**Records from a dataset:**

------------------------------------------------

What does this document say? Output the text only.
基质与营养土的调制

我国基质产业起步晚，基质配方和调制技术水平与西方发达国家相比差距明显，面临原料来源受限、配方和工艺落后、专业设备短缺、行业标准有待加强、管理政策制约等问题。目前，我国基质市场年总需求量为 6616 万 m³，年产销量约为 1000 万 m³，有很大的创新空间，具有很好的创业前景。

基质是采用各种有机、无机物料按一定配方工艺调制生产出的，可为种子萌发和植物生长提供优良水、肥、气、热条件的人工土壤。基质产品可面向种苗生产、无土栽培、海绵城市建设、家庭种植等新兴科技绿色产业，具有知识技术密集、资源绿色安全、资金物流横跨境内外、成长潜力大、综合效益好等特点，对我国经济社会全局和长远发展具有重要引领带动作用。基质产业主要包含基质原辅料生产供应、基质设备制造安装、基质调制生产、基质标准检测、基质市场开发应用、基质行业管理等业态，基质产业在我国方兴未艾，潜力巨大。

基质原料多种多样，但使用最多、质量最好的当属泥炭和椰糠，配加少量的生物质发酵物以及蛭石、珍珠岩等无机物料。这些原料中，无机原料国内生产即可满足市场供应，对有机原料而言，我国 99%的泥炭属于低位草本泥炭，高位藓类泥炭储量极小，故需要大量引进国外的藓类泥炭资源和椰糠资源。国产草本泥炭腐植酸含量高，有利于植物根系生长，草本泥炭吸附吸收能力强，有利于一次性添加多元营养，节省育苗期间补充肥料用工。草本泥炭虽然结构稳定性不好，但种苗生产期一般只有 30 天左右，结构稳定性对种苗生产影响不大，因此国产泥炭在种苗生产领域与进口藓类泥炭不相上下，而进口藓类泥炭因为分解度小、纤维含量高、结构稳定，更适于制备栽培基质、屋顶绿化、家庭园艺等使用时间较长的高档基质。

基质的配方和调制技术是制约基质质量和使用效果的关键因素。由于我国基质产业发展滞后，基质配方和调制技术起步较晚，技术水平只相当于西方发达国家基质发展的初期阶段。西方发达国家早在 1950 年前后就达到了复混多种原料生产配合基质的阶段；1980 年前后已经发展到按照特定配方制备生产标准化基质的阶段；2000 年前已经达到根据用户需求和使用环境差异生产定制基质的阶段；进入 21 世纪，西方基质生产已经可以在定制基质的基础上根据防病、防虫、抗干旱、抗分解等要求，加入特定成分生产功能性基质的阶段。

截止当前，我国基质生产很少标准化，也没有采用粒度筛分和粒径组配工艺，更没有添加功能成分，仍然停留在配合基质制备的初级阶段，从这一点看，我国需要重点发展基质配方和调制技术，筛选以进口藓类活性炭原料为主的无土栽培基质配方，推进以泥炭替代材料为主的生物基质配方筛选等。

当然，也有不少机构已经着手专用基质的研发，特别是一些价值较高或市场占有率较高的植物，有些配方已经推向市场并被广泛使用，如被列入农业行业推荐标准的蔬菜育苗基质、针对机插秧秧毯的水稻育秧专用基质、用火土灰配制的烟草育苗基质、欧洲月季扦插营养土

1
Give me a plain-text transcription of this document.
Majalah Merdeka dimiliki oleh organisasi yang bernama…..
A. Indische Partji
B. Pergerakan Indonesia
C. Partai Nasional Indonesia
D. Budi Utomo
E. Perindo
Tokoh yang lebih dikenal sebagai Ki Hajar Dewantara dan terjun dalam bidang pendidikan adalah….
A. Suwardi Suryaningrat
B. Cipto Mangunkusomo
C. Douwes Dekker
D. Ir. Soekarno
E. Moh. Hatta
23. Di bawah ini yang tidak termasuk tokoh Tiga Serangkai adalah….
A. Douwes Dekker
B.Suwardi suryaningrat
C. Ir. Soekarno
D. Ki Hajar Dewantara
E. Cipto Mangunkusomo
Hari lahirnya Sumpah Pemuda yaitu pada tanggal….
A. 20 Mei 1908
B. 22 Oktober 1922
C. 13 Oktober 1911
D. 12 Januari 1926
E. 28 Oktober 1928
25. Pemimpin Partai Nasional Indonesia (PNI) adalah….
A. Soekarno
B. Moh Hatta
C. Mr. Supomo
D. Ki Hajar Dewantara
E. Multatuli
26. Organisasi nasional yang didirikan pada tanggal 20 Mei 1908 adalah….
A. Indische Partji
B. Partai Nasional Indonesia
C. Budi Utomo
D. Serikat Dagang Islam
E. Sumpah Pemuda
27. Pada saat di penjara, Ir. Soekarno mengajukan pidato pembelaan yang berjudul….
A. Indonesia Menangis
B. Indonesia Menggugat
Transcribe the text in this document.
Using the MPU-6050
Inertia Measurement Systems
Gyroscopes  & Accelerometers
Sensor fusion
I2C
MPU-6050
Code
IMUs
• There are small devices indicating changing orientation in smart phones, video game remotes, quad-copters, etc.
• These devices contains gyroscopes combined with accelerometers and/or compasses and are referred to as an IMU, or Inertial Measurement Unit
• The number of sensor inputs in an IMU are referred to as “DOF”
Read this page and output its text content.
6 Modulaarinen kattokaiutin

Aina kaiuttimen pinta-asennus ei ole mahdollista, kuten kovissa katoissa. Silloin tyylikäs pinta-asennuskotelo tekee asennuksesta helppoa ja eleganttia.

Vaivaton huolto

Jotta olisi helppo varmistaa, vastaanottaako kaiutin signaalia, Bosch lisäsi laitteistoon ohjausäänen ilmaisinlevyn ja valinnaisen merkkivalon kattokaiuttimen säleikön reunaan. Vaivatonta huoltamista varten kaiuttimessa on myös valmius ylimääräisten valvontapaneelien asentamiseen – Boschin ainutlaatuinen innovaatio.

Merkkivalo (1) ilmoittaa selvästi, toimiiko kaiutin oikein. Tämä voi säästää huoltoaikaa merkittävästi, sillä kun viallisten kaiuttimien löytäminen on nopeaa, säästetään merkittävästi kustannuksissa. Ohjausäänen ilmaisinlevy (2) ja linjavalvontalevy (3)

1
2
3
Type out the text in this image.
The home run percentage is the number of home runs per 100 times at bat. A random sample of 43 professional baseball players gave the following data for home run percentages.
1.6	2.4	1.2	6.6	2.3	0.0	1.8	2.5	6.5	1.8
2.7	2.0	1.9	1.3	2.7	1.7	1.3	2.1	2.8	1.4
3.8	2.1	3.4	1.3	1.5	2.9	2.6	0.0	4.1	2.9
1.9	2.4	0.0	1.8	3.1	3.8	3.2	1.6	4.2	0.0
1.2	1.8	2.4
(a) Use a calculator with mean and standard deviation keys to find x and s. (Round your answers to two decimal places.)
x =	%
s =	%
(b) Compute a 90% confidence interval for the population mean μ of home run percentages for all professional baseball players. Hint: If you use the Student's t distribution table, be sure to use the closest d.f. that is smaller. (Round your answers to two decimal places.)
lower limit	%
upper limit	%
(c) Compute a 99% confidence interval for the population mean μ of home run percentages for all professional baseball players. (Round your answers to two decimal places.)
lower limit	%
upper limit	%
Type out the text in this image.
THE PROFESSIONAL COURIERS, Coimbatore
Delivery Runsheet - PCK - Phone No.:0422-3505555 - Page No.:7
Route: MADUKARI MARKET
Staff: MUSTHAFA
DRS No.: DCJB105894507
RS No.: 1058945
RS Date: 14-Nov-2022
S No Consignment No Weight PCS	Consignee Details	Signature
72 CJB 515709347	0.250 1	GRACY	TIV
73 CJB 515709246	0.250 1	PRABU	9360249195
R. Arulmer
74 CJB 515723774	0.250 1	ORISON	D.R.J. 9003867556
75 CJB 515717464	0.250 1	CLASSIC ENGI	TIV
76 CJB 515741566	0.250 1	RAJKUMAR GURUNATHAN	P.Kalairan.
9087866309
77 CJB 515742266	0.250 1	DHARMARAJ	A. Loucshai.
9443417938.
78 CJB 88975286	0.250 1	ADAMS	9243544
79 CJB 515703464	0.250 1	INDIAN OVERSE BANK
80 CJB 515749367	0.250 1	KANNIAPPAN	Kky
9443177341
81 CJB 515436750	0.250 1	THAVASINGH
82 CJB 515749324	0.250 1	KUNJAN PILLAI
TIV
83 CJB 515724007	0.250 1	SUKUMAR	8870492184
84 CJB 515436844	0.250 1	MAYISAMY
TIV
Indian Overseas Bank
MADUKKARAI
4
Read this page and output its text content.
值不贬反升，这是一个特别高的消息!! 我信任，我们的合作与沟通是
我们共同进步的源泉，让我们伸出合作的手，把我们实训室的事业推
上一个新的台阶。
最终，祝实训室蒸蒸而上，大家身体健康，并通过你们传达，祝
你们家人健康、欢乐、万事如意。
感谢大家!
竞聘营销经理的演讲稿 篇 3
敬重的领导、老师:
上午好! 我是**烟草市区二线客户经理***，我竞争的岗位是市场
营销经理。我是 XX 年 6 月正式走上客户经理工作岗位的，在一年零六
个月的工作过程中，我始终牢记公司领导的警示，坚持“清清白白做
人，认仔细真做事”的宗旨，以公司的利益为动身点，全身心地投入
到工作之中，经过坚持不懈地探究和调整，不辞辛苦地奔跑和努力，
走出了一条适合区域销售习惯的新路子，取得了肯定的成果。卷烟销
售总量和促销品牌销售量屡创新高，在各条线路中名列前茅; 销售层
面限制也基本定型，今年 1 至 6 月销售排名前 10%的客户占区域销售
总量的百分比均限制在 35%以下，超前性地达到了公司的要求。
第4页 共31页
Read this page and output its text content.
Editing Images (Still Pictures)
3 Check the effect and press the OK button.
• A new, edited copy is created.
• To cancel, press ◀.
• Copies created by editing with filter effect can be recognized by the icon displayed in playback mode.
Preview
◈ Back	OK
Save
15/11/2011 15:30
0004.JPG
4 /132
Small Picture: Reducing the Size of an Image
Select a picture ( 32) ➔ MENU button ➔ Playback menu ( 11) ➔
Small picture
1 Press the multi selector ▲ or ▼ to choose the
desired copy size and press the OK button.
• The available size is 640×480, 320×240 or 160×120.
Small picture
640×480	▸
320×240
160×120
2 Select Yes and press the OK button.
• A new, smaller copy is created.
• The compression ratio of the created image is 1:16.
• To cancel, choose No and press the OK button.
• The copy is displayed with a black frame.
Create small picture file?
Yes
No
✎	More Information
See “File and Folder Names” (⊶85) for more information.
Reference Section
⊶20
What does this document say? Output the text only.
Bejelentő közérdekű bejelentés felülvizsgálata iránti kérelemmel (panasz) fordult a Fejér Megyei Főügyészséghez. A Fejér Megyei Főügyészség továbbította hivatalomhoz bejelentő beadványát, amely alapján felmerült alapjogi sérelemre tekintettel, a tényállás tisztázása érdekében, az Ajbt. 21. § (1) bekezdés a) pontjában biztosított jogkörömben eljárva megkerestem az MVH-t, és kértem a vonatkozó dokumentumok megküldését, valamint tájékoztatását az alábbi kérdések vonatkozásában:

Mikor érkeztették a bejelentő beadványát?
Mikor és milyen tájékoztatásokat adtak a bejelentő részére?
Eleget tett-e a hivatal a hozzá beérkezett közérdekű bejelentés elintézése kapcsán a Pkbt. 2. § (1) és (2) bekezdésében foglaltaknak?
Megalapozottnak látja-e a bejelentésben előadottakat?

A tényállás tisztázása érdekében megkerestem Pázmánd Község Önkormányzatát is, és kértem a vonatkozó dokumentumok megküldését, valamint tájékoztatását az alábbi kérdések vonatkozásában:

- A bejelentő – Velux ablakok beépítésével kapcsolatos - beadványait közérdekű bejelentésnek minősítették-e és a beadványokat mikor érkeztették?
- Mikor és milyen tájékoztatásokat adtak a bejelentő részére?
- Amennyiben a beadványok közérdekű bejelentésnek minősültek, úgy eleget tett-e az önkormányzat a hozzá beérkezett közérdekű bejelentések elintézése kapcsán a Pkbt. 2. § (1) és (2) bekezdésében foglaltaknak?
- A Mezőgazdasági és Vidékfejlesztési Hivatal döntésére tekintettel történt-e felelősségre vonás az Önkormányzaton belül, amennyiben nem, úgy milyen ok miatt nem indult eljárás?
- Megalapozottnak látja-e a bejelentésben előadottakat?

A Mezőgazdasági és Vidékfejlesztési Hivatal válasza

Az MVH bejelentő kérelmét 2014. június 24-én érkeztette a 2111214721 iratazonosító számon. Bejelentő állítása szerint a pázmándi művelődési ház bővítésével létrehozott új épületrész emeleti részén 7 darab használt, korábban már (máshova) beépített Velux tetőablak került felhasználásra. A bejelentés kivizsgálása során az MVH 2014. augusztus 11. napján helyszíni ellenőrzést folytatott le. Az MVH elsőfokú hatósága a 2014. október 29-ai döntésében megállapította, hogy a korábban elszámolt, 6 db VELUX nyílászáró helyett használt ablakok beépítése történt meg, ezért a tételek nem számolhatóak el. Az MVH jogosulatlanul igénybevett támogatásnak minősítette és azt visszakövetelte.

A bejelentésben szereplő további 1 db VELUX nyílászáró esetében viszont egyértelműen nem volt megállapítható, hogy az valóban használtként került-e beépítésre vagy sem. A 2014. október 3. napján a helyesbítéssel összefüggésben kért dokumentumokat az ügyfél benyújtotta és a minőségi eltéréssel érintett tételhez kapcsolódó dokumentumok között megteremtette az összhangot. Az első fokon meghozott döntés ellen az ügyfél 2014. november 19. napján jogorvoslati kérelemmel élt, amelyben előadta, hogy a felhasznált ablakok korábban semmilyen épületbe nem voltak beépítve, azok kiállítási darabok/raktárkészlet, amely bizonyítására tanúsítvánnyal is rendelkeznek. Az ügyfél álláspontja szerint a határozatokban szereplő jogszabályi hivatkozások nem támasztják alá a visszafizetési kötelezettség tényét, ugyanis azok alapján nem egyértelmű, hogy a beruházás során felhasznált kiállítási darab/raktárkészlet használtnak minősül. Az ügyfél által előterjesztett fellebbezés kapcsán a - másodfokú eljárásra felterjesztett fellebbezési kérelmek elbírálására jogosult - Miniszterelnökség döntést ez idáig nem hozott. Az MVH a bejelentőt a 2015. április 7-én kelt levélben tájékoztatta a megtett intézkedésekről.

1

------------------------------------------------

**Written exercise:** Pick out the lines containing the string "created" and show them.

**Written reply:**
• A new, edited copy is created.
• Copies created by editing with filter effect can be recognized by the icon displayed in playback mode.
• A new, smaller copy is created.
• The compression ratio of the created image is 1:16.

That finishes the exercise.